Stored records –
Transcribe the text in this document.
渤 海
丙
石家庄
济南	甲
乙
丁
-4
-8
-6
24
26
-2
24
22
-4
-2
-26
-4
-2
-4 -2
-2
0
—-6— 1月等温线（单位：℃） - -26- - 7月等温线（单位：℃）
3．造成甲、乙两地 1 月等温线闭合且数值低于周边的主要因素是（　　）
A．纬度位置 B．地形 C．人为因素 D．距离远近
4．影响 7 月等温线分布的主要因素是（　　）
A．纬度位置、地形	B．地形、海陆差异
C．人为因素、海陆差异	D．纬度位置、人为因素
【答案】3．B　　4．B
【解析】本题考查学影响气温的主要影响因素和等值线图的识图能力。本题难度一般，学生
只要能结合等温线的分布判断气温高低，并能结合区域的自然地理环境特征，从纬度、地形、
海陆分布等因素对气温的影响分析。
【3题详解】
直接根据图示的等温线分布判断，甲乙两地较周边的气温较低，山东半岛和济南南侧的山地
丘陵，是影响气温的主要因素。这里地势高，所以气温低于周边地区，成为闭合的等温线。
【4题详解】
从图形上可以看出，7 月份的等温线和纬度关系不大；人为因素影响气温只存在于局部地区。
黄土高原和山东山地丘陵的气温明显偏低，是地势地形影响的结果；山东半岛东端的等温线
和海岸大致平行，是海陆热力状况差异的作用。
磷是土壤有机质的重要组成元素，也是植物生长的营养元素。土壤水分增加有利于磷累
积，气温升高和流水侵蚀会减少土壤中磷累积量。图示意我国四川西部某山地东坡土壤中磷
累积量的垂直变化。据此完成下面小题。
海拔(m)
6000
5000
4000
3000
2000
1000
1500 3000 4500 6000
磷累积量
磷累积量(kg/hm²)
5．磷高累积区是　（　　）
--
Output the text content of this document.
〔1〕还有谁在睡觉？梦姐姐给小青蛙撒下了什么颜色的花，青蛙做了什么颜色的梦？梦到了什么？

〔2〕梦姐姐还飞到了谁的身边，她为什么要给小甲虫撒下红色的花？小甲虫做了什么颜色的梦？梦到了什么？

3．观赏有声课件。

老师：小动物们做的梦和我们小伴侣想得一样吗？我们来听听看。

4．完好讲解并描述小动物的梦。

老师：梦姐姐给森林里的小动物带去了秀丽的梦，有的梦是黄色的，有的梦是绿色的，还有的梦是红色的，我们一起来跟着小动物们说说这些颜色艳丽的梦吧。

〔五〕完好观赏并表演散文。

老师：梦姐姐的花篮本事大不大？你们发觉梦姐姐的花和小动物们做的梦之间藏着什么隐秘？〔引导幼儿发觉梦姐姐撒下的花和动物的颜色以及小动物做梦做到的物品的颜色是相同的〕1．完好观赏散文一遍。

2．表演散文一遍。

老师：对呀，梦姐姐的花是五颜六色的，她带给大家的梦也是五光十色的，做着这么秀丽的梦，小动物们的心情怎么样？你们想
==
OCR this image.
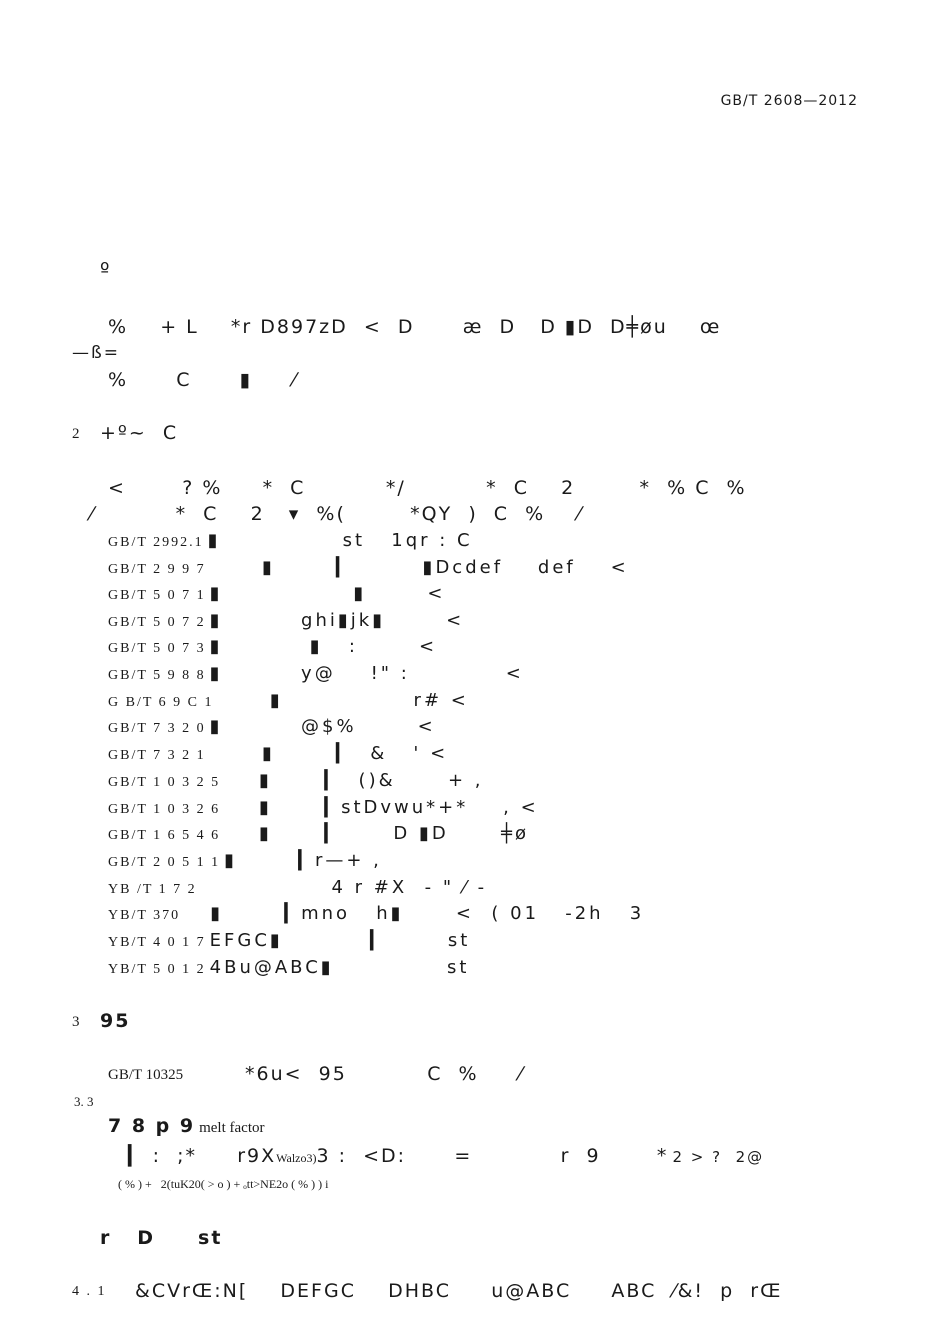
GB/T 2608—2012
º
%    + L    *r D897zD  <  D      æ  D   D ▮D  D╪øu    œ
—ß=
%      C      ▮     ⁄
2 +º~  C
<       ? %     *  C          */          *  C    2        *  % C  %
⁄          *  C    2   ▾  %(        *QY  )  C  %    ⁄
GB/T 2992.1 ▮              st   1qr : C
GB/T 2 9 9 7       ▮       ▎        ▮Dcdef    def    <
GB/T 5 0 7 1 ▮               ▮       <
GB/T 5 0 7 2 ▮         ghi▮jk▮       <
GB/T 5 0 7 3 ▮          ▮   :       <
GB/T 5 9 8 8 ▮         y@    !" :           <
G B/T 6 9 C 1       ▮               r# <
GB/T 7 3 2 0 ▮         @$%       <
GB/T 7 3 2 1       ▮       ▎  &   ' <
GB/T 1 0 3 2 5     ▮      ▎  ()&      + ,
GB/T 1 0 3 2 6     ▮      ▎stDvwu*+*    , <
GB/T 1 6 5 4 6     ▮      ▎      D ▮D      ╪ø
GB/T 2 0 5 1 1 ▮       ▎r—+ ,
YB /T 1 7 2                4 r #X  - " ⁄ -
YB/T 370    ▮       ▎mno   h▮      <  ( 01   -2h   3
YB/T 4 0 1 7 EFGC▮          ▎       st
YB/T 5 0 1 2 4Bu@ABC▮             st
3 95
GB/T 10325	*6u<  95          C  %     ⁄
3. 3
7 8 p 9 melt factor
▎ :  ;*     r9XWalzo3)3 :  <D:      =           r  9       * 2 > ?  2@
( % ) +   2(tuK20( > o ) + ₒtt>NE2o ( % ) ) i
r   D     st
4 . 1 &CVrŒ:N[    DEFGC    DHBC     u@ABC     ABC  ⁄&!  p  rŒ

DO THIS – For the listing above, identify each line bearing "海陆差异".

TASK ANSWER –
A．纬度位置、地形	B．地形、海陆差异
C．人为因素、海陆差异	D．纬度位置、人为因素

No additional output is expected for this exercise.